[Saved data entries]

****************

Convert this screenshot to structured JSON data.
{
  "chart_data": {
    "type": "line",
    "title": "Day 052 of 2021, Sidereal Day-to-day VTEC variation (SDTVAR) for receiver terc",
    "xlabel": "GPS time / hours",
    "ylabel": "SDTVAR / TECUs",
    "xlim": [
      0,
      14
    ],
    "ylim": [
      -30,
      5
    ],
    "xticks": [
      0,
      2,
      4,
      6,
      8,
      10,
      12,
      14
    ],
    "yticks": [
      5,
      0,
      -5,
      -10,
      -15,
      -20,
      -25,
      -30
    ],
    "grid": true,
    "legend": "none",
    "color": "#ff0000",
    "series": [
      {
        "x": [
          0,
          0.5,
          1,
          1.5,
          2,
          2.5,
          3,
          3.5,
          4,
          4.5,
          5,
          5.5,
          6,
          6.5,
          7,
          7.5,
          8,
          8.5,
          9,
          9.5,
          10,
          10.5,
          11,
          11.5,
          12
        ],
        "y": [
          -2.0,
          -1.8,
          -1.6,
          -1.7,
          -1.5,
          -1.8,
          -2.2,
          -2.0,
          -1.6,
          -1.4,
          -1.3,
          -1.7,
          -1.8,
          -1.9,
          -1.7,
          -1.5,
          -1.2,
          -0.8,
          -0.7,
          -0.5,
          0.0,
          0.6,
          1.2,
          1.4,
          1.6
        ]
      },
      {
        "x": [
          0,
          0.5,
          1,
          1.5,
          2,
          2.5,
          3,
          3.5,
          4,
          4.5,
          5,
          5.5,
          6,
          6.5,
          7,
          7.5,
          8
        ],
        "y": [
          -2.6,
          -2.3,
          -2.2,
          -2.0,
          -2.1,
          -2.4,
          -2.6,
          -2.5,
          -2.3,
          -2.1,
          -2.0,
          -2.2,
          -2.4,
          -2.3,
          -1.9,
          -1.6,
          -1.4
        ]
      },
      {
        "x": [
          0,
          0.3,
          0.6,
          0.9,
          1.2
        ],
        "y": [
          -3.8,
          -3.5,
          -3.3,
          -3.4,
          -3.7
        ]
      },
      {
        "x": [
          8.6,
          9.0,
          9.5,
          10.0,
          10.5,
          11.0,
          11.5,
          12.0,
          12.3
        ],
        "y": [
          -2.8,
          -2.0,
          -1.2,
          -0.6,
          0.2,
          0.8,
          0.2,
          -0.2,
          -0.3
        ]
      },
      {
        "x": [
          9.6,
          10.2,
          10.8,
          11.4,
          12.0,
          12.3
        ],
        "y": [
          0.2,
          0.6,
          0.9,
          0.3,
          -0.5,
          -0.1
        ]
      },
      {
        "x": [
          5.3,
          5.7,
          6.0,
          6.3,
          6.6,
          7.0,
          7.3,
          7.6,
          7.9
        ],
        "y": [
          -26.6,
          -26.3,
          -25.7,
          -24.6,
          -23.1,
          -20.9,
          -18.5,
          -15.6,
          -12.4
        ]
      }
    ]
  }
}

****************

◆ What is being asked
Output the data above exactly, please, line for line.

◆ Solved problem
Convert this screenshot to structured JSON data.
{
  "chart_data": {
    "type": "line",
    "title": "Day 052 of 2021, Sidereal Day-to-day VTEC variation (SDTVAR) for receiver terc",
    "xlabel": "GPS time / hours",
    "ylabel": "SDTVAR / TECUs",
    "xlim": [
      0,
      14
    ],
    "ylim": [
      -30,
      5
    ],
    "xticks": [
      0,
      2,
      4,
      6,
      8,
      10,
      12,
      14
    ],
    "yticks": [
      5,
      0,
      -5,
      -10,
      -15,
      -20,
      -25,
      -30
    ],
    "grid": true,
    "legend": "none",
    "color": "#ff0000",
    "series": [
      {
        "x": [
          0,
          0.5,
          1,
          1.5,
          2,
          2.5,
          3,
          3.5,
          4,
          4.5,
          5,
          5.5,
          6,
          6.5,
          7,
          7.5,
          8,
          8.5,
          9,
          9.5,
          10,
          10.5,
          11,
          11.5,
          12
        ],
        "y": [
          -2.0,
          -1.8,
          -1.6,
          -1.7,
          -1.5,
          -1.8,
          -2.2,
          -2.0,
          -1.6,
          -1.4,
          -1.3,
          -1.7,
          -1.8,
          -1.9,
          -1.7,
          -1.5,
          -1.2,
          -0.8,
          -0.7,
          -0.5,
          0.0,
          0.6,
          1.2,
          1.4,
          1.6
        ]
      },
      {
        "x": [
          0,
          0.5,
          1,
          1.5,
          2,
          2.5,
          3,
          3.5,
          4,
          4.5,
          5,
          5.5,
          6,
          6.5,
          7,
          7.5,
          8
        ],
        "y": [
          -2.6,
          -2.3,
          -2.2,
          -2.0,
          -2.1,
          -2.4,
          -2.6,
          -2.5,
          -2.3,
          -2.1,
          -2.0,
          -2.2,
          -2.4,
          -2.3,
          -1.9,
          -1.6,
          -1.4
        ]
      },
      {
        "x": [
          0,
          0.3,
          0.6,
          0.9,
          1.2
        ],
        "y": [
          -3.8,
          -3.5,
          -3.3,
          -3.4,
          -3.7
        ]
      },
      {
        "x": [
          8.6,
          9.0,
          9.5,
          10.0,
          10.5,
          11.0,
          11.5,
          12.0,
          12.3
        ],
        "y": [
          -2.8,
          -2.0,
          -1.2,
          -0.6,
          0.2,
          0.8,
          0.2,
          -0.2,
          -0.3
        ]
      },
      {
        "x": [
          9.6,
          10.2,
          10.8,
          11.4,
          12.0,
          12.3
        ],
        "y": [
          0.2,
          0.6,
          0.9,
          0.3,
          -0.5,
          -0.1
        ]
      },
      {
        "x": [
          5.3,
          5.7,
          6.0,
          6.3,
          6.6,
          7.0,
          7.3,
          7.6,
          7.9
        ],
        "y": [
          -26.6,
          -26.3,
          -25.7,
          -24.6,
          -23.1,
          -20.9,
          -18.5,
          -15.6,
          -12.4
        ]
      }
    ]
  }
}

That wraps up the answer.